> [Questions to answer]:
#1 In the object-oriented programming lab notes, what value does the Car class give to num_wheels?
#2 Resume the object-oriented programming lab notes after their final line.

> [Text under study]:
==========

Lab 6 Solutions

Solution Files

Topics

Consult this section if you need a refresher on the material for this lab. It's okay to skip directly to the questions and refer back here should you get stuck.


Object-Oriented Programming

Object-oriented programming (OOP) is a style of programming that allows you to think of code in terms of "objects." Here's an example of a Car class:

class Car:
    num_wheels = 4

    def __init__(self, color):
        self.wheels = Car.num_wheels
        self.color = color

    def drive(self):
        if self.wheels <= Car.num_wheels:
            return self.color + ' car cannot drive!'
        return self.color + ' car goes vroom!'

    def pop_tire(self):
        if self.wheels > 0:
            self.wheels -= 1

Here's some terminology:

  • class: a blueprint for how to build a certain type of object. The Car class (shown above) describes the behavior and data that all Car objects have.
  • instance: a particular occurrence of a class. In Python, we create instances of a class like this:

    >>> my_car = Car('red')

    my_car is an instance of the Car class.

  • data attributes: a variable that belongs to the instance (also called instance variables). Think of a data attribute as a quality of the object: cars have wheels and color, so we have given our Car instance self.wheels and self.color attributes. We can access attributes using dot notation:

    >>> my_car.color
    'red'
    >>> my_car.wheels
    4
  • method: Methods are just like normal functions, except that they are bound to an instance. Think of a method as a "verb" of the class: cars can drive and also pop their tires, so we have given our Car instance the methods drive and pop_tire. We call methods using dot notation:

    >>> my_car = Car('red')

==========

> [Supplied entries]:
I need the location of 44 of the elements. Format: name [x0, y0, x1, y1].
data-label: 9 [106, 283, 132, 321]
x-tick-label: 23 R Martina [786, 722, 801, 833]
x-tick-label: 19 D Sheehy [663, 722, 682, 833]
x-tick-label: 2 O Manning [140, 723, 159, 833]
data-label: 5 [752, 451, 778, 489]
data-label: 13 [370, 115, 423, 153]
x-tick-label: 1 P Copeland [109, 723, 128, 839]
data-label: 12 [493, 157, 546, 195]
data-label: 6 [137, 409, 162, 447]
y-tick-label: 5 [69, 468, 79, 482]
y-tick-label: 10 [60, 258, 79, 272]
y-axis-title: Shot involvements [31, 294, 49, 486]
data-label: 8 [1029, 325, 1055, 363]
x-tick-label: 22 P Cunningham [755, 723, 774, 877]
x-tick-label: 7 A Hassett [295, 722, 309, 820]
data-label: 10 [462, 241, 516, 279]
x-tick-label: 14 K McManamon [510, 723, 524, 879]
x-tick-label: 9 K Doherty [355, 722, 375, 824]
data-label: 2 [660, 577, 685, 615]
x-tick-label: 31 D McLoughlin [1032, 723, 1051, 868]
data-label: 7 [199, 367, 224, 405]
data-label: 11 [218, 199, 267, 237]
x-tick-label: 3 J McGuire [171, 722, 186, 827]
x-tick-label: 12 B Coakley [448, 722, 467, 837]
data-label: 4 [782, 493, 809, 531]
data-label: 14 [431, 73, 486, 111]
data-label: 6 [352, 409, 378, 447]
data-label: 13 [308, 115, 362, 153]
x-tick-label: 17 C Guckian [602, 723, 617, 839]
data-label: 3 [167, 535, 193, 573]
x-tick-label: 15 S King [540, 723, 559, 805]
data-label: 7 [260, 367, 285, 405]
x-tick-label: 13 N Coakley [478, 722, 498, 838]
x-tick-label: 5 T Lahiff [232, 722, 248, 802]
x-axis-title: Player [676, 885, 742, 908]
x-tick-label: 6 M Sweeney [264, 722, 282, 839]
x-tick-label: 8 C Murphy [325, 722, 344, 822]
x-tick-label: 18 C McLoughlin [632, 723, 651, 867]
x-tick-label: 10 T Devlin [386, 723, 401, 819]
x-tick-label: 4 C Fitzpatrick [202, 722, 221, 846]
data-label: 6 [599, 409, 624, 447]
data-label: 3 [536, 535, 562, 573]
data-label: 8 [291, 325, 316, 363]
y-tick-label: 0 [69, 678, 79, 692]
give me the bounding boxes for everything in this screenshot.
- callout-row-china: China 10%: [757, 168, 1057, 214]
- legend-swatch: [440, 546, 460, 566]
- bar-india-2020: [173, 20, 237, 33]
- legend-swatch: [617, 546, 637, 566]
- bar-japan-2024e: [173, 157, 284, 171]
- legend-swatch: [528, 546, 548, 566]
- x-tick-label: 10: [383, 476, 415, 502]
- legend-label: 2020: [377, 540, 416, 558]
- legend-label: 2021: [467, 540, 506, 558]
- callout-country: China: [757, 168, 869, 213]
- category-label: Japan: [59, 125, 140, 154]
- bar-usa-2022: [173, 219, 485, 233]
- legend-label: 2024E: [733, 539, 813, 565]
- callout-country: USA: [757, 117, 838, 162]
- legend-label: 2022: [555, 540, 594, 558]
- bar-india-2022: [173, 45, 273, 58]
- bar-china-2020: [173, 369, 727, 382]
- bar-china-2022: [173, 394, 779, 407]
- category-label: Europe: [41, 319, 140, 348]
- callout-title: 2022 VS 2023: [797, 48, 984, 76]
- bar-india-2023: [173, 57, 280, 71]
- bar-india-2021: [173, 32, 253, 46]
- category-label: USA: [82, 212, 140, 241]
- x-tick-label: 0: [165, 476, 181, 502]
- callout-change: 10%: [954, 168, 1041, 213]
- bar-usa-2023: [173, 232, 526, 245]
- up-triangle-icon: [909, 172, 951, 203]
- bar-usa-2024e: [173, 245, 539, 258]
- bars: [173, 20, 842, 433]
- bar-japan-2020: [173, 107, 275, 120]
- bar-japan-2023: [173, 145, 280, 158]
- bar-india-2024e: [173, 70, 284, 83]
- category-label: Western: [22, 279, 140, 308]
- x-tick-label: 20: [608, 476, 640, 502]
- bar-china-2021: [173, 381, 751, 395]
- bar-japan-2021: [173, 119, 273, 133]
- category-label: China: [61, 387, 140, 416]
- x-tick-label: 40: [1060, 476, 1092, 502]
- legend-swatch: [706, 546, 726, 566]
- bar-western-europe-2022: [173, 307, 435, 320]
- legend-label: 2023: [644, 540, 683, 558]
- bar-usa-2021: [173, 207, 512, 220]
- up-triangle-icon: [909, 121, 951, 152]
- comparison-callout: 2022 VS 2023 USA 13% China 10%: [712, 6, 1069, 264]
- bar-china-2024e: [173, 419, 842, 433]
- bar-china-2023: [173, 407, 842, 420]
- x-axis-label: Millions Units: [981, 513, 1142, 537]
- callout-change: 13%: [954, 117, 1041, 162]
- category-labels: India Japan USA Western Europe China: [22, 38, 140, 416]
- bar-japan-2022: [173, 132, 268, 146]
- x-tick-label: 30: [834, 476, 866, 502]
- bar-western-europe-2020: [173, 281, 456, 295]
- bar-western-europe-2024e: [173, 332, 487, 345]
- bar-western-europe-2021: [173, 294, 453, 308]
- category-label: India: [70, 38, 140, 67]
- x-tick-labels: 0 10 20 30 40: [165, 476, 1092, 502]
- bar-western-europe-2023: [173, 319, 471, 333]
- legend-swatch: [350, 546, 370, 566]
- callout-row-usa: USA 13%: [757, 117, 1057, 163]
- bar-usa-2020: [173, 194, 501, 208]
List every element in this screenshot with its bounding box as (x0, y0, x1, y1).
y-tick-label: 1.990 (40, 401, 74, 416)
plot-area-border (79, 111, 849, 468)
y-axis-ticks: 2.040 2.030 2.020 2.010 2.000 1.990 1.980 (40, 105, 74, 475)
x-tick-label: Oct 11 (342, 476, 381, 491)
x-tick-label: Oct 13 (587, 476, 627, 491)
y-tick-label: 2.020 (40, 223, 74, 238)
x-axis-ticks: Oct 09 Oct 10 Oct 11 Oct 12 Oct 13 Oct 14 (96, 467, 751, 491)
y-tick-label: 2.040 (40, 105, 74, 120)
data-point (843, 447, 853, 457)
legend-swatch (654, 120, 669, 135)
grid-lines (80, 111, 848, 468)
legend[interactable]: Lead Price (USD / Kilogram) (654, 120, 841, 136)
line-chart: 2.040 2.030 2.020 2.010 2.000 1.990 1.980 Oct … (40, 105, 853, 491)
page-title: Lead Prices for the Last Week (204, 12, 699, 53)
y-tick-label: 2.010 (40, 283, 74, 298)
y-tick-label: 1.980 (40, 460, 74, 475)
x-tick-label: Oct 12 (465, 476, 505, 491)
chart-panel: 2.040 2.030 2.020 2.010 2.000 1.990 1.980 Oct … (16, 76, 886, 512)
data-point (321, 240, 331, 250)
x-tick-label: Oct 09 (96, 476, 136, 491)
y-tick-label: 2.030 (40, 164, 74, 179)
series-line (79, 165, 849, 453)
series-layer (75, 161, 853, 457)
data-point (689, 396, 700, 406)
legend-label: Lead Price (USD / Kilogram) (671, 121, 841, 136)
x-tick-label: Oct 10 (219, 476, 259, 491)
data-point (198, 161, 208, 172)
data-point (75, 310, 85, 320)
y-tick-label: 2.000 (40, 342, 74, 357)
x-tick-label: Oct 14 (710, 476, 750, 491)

==========

> [Written responses]:
#1 4

#2
    >>> my_car.drive()
    'red car goes vroom!'
  • constructor: Constructors build an instance of the class. The constructor for car objects is Car(color). When Python calls that constructor, it immediately calls the __init__ method. That's where we initialize the data attributes:

    def __init__(self, color):
        self.wheels = Car.num_wheels
        self.color = color

    The constructor takes in one argument, color. As you can see, this constructor also creates the self.wheels and self.color attributes.

  • self: in Python, self is the first parameter for many methods (in this class, we will only use methods whose first parameter is self). When a method is called, self is bound to an instance of the class. For example:

    >>> my_car = Car('red')
    >>> car.drive()

    Notice that the drive method takes in self as an argument, but it looks like we didn't pass one in! This is because the dot notation implicitly passes in car as self for us.



Inheritance

Python classes can implement a useful abstraction technique known as inheritance. To illustrate this concept, consider the following Dog and Cat classes.
class Dog():
    def __init__(self, name, owner):
        self.is_alive = True
        self.name = name
        self.owner = owner
    def eat(self, thing):
        print(self.name + " ate a " + str(thing) + "!")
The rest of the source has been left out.